#Disposable Infrastructure
Note: Comments welcome, especially opposing views or pointers to faulty logic.
##Overview This discusses "disposable infrastructure." ##What is Disposable Infrastructure? Disposable infrastructure are infrastructure components that are deleted from the configuration when they fail or have degraded past a boundary condition. The state of the resource may not be retained, even if it might be necesssary or helpful.
One observation is that adopting immutable infrastructure practices moves the boundary between versioned and unversioned closer to the lower end of the system/stack.
Disposable infrastructure can be compared and contrasted with an application's disposability, one of the characteristics of the 12 factor app. Disposability for an application means it's graceful during planned shutdown or unplanned, sudden death.
###Can All Infrastructure Components Be Immutable? Which infrastructure Components can, in principle, be immutable? Is there such as thing as stateless infrastructure?
As a practical matter, which infrastructure components can be immutable?
Which of these should be immutable? Are there some overriding dollar or wall clock costs or operational considerations associated with making components some immutable? Which components, by class, are at the margin? ###Scope What about components that are controlled by others?
What about components at the boundary where control is by others? ##Why is Disposable Infrastructure Important? What does it enable? What does it mitigate? ##Who Creates, Modifies, Uses, Terminates It? Disposable infrastructure is:
- created by operations, sometimes by development, in response to design requirments.
- modified by operations, rarely (?) by development, in response to work order
- used by operations on behalf of end users
- terminated by operations in response to policy
##How is it Created, Modified, Used, Terminated? Disposable infrastructure methods include:
- for creation,scripts or more formal automation such as configuration management tools following design or policy guidelines applying current versioning
- for updating, scripts or more formal automation such as configuration management tools following design or policy guidelines applying new versioning. (Note: the end infrastructure products aren't updated. The tools affecting them are updated.)
- for using,components are typically used QA, and production systems. They can be used in development systems.
- for terminating, obsolete resource are terminated by policy or, if orphaned, manually when identified
##Issues
- How important is state?
- What do you know about infra that is outside your control? (See other remarks about scope.)
- Is it an unattainable myth?
- Generally immutable infra refers to server type instances, what's the applicability, if any, to data stores, that is, those components handling persistent data?
........
THINGS TO DO:
A. Decide whether each statement agrees with the disposable infrastructure page: (i) disposable infrastructure components are deleted from the configuration when they fail or degrade past a boundary condition; (ii) development terminates disposable infrastructure in response to work orders; (iii) during updating, the end infrastructure products themselves are updated. Answer yes or no for each, and quote the page's deciding words.
B. Answer these questions from the disposable infrastructure page:
(i) Application disposability is one of the characteristics of what?
(ii) Who uses disposable infrastructure, and on whose behalf?
(iii) How are obsolete resources terminated if they are orphaned?
C. Extend the disposable infrastructure page with the next part, beginning after its final issue about data stores.
The lines that come next are from a different source than the page on disposable infrastructure.
........
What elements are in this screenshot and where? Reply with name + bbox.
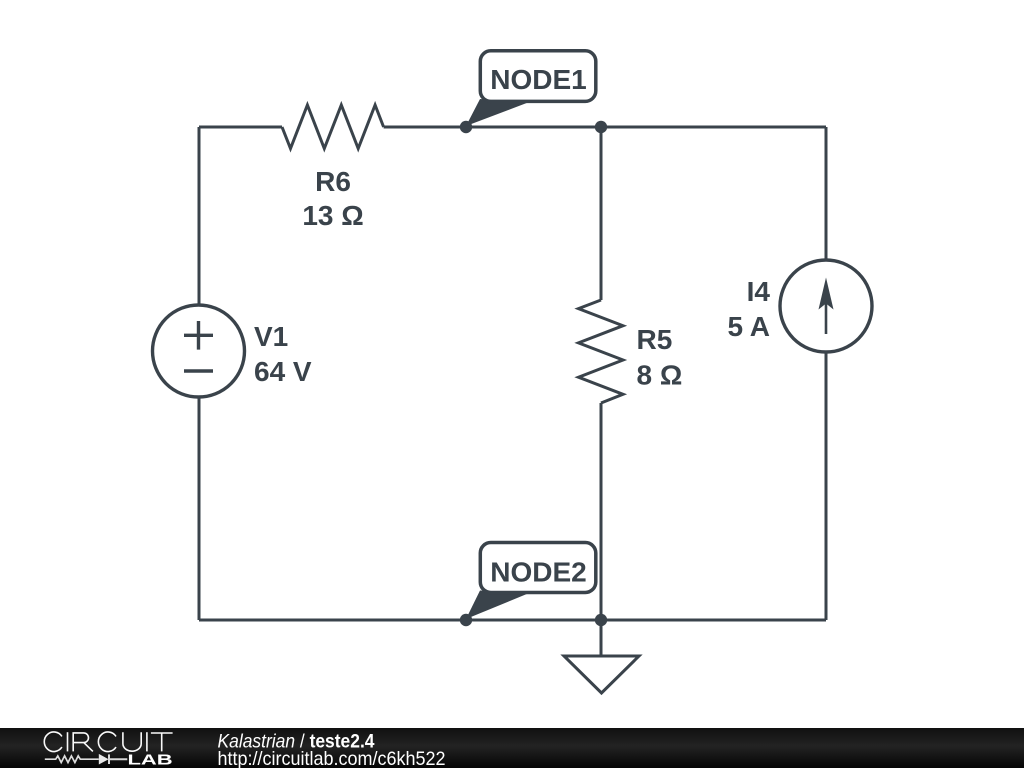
voltage source V1: [153, 305, 245, 397]
label V1: [254, 321, 312, 387]
logo resistor squiggle: [45, 756, 99, 763]
label NODE1 balloon: [480, 51, 596, 102]
wire top-left lead: [199, 126, 282, 129]
junction dot top: [595, 121, 607, 133]
svg-text:V1: V1: [254, 321, 288, 352]
svg-text:NODE2: NODE2: [490, 557, 586, 588]
ground symbol: [564, 656, 639, 693]
wire right vertical upper: [825, 127, 828, 260]
wire right vertical lower: [825, 352, 828, 620]
logo diode cathode bar and lead: [109, 754, 127, 764]
label NODE2 pointer wedge: [466, 591, 528, 620]
wire middle vertical upper: [600, 127, 603, 300]
node NODE1 anchor dot: [460, 121, 472, 133]
svg-text:13 Ω: 13 Ω: [302, 200, 363, 231]
current source I4: [780, 260, 872, 352]
junction dot bottom: [595, 614, 607, 626]
ground lead wire: [600, 620, 603, 656]
V1 plus sign: [184, 321, 213, 350]
svg-text:I4: I4: [747, 276, 771, 307]
footer bar: [0, 728, 1024, 768]
I4 arrow head: [819, 278, 834, 310]
wire left vertical lower: [198, 397, 201, 620]
svg-text:8 Ω: 8 Ω: [637, 360, 683, 391]
node NODE2 anchor dot: [460, 614, 472, 626]
logo diode symbol: [99, 754, 109, 765]
label R5: [637, 324, 683, 391]
svg-text:R5: R5: [637, 324, 673, 355]
svg-text:NODE1: NODE1: [490, 64, 586, 95]
label NODE2 balloon: [480, 543, 596, 593]
I4 arrow shaft: [825, 300, 828, 334]
svg-text:5 A: 5 A: [727, 311, 770, 342]
svg-text:http://circuitlab.com/c6kh522: http://circuitlab.com/c6kh522: [218, 748, 446, 768]
svg-text:64 V: 64 V: [254, 356, 312, 387]
logo CIRCUIT lettering: [44, 732, 172, 752]
V1 minus sign: [184, 369, 213, 372]
wire bottom: [199, 619, 826, 622]
svg-text:LAB: LAB: [128, 752, 173, 768]
resistor R5: [579, 300, 624, 403]
resistor R6: [282, 105, 384, 149]
wire middle vertical lower: [600, 403, 603, 620]
label R6: [302, 166, 363, 231]
label I4: [727, 276, 770, 342]
label NODE1 pointer wedge: [466, 99, 528, 126]
wire left vertical upper: [198, 127, 201, 305]
svg-text:R6: R6: [315, 166, 351, 197]
wire top: [384, 126, 826, 129]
........
ANSWERS TO THE TASKS:
A.
(i) Yes: "deleted from the configuration when they fail or have degraded past a boundary condition"
(ii) No: "terminated by operations in response to policy"
(iii) No: "the end infrastructure products aren't updated. The tools affecting them are updated."

B.
(i) The 12 factor app.
(ii) Operations uses it on behalf of end users.
(iii) They are terminated manually when identified.

C.
- Does distributed, "self healing" storage constructs such as Riak or Cassandra mitigate this issue? Mike Fiedler has a demo of killing MongoDB primary without change to application business metric (around 16:30 of his talk)
- Special case of queues: in a distributed environment a queue service may deliver duplicate messages or reordered messages when network partitions/outages occur. In some cases, messages may be lost. Example, RabbitMQ
- Do patterns for development of versions, automation, and deployment need to be developed and settled on before production use?
- Are auto acceptance tests available to be run on the results of the automation process, especially for new versions?
- Facilitates self service, but how to enforce standards?
- What is the garbage collection process? How to get rid of tech debt in image.
###Is State Siloed? Florian Motlik has written:
The main criticism against immutable infrastructure – as stated in the Chef blog post – is that there is always state somewhere in the system and, therefore, the whole system isn’t immutable. That misses the point of immutable components. The main advantage when it comes to state in immutable infrastructure is that it is siloed. The boundaries between layers storing state and the layers that are ephemeral are clearly drawn and no leakage can possibly happen between those layers. There simply is no way to mix state into different components when you can’t expect them to be up and running the next minute.
Is this true for components that handle persistent storage? How about transactions in flight from ephemeral instances to persistent storage? Update: Many discussions carve out data store handling separately or recommend the use of distributed, resilient databases. See elsewhere in this document.
##Advantages Advantages include:
- reduce dependence on instance stability
- reduces technical debt associated with undocumented changes
- may mitigate issue of "it worked on my laptop"
- may help with "DevOops" Kief Morris
- with a "narrower interface" better guarantees may be possible
##Disadvantages Disadvantages include:
- unclear what happens to required or useful information in state of stateful resources that are marked for disposal
- almost requires modern source control/versioning system
- need a general automation policy, including tool selection, training, and transition
- what happens if a resource degrades, but not over boundary level. Then another. Then several/many, so the aggregate is not resouce failure, but unacceptable degradation
- easy to cause a problem with a wide dispersion quickly
- "introduces dependencies to third parties during deployment. If you install packages in the system and your app repository is slow or down this can fail the deployment." Florian Motlik
##Barriers to Adoption Barriers to adoption include:
- how many and what versions to adopt?
- how to perform configuration?
- what co-existence of versioning can be tolerated?
- is there an undocumented security or compliance patch in a running version that won't be carried forward to the replacement version?
- goes against human nature since it's a lot easier to make a small, probably poorly documented change on a single server
- may be viewed as more risky by management since the transition makes it seem like "Version 1 of Everything"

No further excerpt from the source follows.